→ AIM OF THE EXERCISE: What is needed here is an exact copy of every entry.

— start SOURCE RECORDS —

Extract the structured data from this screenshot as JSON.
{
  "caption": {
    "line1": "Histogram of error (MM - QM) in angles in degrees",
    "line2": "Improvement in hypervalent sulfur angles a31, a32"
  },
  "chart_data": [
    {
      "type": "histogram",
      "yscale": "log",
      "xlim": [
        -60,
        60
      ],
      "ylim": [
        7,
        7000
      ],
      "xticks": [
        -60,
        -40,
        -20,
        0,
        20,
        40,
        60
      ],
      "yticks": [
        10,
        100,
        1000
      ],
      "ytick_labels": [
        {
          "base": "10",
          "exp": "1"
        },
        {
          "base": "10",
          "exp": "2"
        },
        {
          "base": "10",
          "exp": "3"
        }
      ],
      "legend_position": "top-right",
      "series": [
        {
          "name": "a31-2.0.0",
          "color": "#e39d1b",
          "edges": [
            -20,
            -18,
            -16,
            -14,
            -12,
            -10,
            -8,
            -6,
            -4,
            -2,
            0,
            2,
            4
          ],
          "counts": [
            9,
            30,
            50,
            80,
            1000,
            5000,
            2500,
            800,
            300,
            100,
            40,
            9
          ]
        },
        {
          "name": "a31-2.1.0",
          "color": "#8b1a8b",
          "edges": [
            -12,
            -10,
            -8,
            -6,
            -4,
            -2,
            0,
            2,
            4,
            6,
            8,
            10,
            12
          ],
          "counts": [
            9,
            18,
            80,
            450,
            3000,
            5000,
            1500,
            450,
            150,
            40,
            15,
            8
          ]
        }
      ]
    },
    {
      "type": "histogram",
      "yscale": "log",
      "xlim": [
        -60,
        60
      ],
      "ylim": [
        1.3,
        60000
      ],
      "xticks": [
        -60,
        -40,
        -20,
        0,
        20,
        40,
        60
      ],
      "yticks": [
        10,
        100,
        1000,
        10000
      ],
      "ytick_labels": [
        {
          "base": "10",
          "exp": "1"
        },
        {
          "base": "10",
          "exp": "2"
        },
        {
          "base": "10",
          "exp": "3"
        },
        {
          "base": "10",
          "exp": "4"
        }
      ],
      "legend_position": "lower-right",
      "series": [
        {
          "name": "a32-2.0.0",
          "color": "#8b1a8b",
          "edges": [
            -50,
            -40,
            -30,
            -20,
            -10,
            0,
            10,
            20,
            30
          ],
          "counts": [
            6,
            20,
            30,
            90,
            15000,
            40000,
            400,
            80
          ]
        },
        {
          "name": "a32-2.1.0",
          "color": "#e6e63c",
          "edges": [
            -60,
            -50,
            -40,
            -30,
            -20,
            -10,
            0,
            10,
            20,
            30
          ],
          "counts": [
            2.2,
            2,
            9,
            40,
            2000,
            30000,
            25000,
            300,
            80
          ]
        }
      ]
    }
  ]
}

— end SOURCE RECORDS —

→ RESULT OF THE TASK:
Extract the structured data from this screenshot as JSON.
{
  "caption": {
    "line1": "Histogram of error (MM - QM) in angles in degrees",
    "line2": "Improvement in hypervalent sulfur angles a31, a32"
  },
  "chart_data": [
    {
      "type": "histogram",
      "yscale": "log",
      "xlim": [
        -60,
        60
      ],
      "ylim": [
        7,
        7000
      ],
      "xticks": [
        -60,
        -40,
        -20,
        0,
        20,
        40,
        60
      ],
      "yticks": [
        10,
        100,
        1000
      ],
      "ytick_labels": [
        {
          "base": "10",
          "exp": "1"
        },
        {
          "base": "10",
          "exp": "2"
        },
        {
          "base": "10",
          "exp": "3"
        }
      ],
      "legend_position": "top-right",
      "series": [
        {
          "name": "a31-2.0.0",
          "color": "#e39d1b",
          "edges": [
            -20,
            -18,
            -16,
            -14,
            -12,
            -10,
            -8,
            -6,
            -4,
            -2,
            0,
            2,
            4
          ],
          "counts": [
            9,
            30,
            50,
            80,
            1000,
            5000,
            2500,
            800,
            300,
            100,
            40,
            9
          ]
        },
        {
          "name": "a31-2.1.0",
          "color": "#8b1a8b",
          "edges": [
            -12,
            -10,
            -8,
            -6,
            -4,
            -2,
            0,
            2,
            4,
            6,
            8,
            10,
            12
          ],
          "counts": [
            9,
            18,
            80,
            450,
            3000,
            5000,
            1500,
            450,
            150,
            40,
            15,
            8
          ]
        }
      ]
    },
    {
      "type": "histogram",
      "yscale": "log",
      "xlim": [
        -60,
        60
      ],
      "ylim": [
        1.3,
        60000
      ],
      "xticks": [
        -60,
        -40,
        -20,
        0,
        20,
        40,
        60
      ],
      "yticks": [
        10,
        100,
        1000,
        10000
      ],
      "ytick_labels": [
        {
          "base": "10",
          "exp": "1"
        },
        {
          "base": "10",
          "exp": "2"
        },
        {
          "base": "10",
          "exp": "3"
        },
        {
          "base": "10",
          "exp": "4"
        }
      ],
      "legend_position": "lower-right",
      "series": [
        {
          "name": "a32-2.0.0",
          "color": "#8b1a8b",
          "edges": [
            -50,
            -40,
            -30,
            -20,
            -10,
            0,
            10,
            20,
            30
          ],
          "counts": [
            6,
            20,
            30,
            90,
            15000,
            40000,
            400,
            80
          ]
        },
        {
          "name": "a32-2.1.0",
          "color": "#e6e63c",
          "edges": [
            -60,
            -50,
            -40,
            -30,
            -20,
            -10,
            0,
            10,
            20,
            30
          ],
          "counts": [
            2.2,
            2,
            9,
            40,
            2000,
            30000,
            25000,
            300,
            80
          ]
        }
      ]
    }
  ]
}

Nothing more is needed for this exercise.